What is required
Word for word, set down the records and skip each picture.

[Begin Records for the exercise]

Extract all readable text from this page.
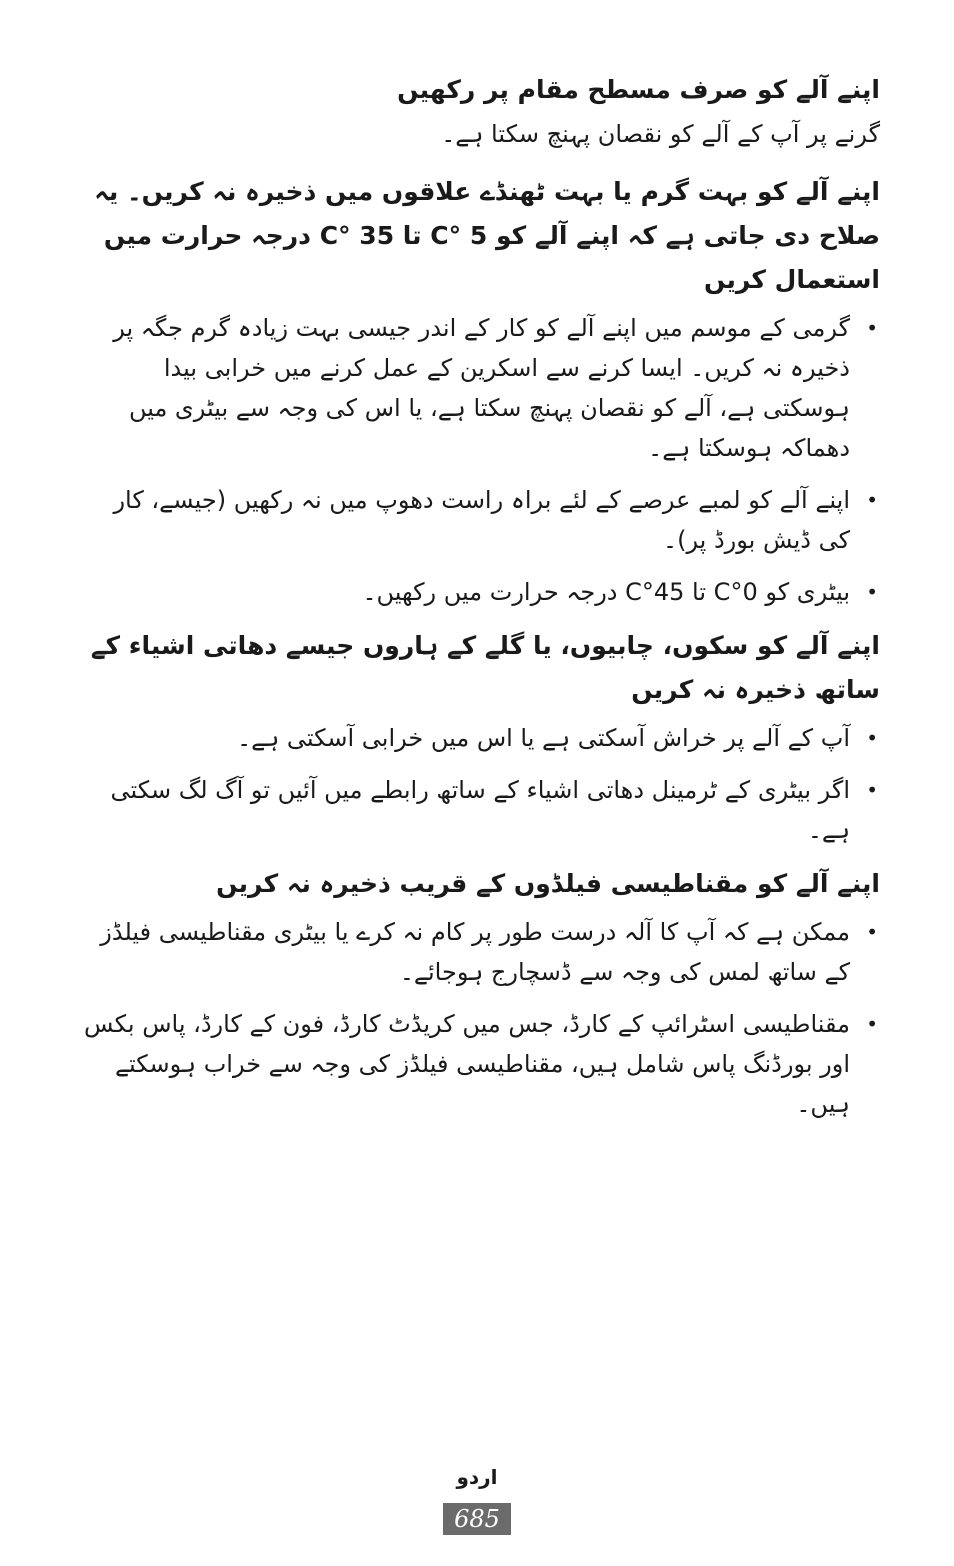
اپنے آلے کو صرف مسطح مقام پر رکھیں

گرنے پر آپ کے آلے کو نقصان پہنچ سکتا ہے۔

اپنے آلے کو بہت گرم یا بہت ٹھنڈے علاقوں میں ذخیرہ نہ کریں۔ یہ صلاح دی جاتی ہے کہ اپنے آلے کو 5 °C تا 35 °C درجہ حرارت میں استعمال کریں

•
گرمی کے موسم میں اپنے آلے کو کار کے اندر جیسی بہت زیادہ گرم جگہ پر ذخیرہ نہ کریں۔ ایسا کرنے سے اسکرین کے عمل کرنے میں خرابی بیدا ہوسکتی ہے، آلے کو نقصان پہنچ سکتا ہے، یا اس کی وجہ سے بیٹری میں دھماکہ ہوسکتا ہے۔
•
اپنے آلے کو لمبے عرصے کے لئے براہ راست دھوپ میں نہ رکھیں (جیسے، کار کی ڈیش بورڈ پر)۔
•
بیٹری کو 0°C تا 45°C درجہ حرارت میں رکھیں۔

اپنے آلے کو سکوں، چابیوں، یا گلے کے ہاروں جیسے دھاتی اشیاء کے ساتھ ذخیرہ نہ کریں

•
آپ کے آلے پر خراش آسکتی ہے یا اس میں خرابی آسکتی ہے۔
•
اگر بیٹری کے ٹرمینل دھاتی اشیاء کے ساتھ رابطے میں آئیں تو آگ لگ سکتی ہے۔

اپنے آلے کو مقناطیسی فیلڈوں کے قریب ذخیرہ نہ کریں

•
ممکن ہے کہ آپ کا آلہ درست طور پر کام نہ کرے یا بیٹری مقناطیسی فیلڈز کے ساتھ لمس کی وجہ سے ڈسچارج ہوجائے۔
•
مقناطیسی اسٹرائپ کے کارڈ، جس میں کریڈٹ کارڈ، فون کے کارڈ، پاس بکس اور بورڈنگ پاس شامل ہیں، مقناطیسی فیلڈز کی وجہ سے خراب ہوسکتے ہیں۔
اردو
685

[End Records for the exercise]

Result of the exercise
Extract all readable text from this page.
اپنے آلے کو صرف مسطح مقام پر رکھیں

گرنے پر آپ کے آلے کو نقصان پہنچ سکتا ہے۔

اپنے آلے کو بہت گرم یا بہت ٹھنڈے علاقوں میں ذخیرہ نہ کریں۔ یہ صلاح دی جاتی ہے کہ اپنے آلے کو 5 °C تا 35 °C درجہ حرارت میں استعمال کریں

•
گرمی کے موسم میں اپنے آلے کو کار کے اندر جیسی بہت زیادہ گرم جگہ پر ذخیرہ نہ کریں۔ ایسا کرنے سے اسکرین کے عمل کرنے میں خرابی بیدا ہوسکتی ہے، آلے کو نقصان پہنچ سکتا ہے، یا اس کی وجہ سے بیٹری میں دھماکہ ہوسکتا ہے۔
•
اپنے آلے کو لمبے عرصے کے لئے براہ راست دھوپ میں نہ رکھیں (جیسے، کار کی ڈیش بورڈ پر)۔
•
بیٹری کو 0°C تا 45°C درجہ حرارت میں رکھیں۔

اپنے آلے کو سکوں، چابیوں، یا گلے کے ہاروں جیسے دھاتی اشیاء کے ساتھ ذخیرہ نہ کریں

•
آپ کے آلے پر خراش آسکتی ہے یا اس میں خرابی آسکتی ہے۔
•
اگر بیٹری کے ٹرمینل دھاتی اشیاء کے ساتھ رابطے میں آئیں تو آگ لگ سکتی ہے۔

اپنے آلے کو مقناطیسی فیلڈوں کے قریب ذخیرہ نہ کریں

•
ممکن ہے کہ آپ کا آلہ درست طور پر کام نہ کرے یا بیٹری مقناطیسی فیلڈز کے ساتھ لمس کی وجہ سے ڈسچارج ہوجائے۔
•
مقناطیسی اسٹرائپ کے کارڈ، جس میں کریڈٹ کارڈ، فون کے کارڈ، پاس بکس اور بورڈنگ پاس شامل ہیں، مقناطیسی فیلڈز کی وجہ سے خراب ہوسکتے ہیں۔
اردو
685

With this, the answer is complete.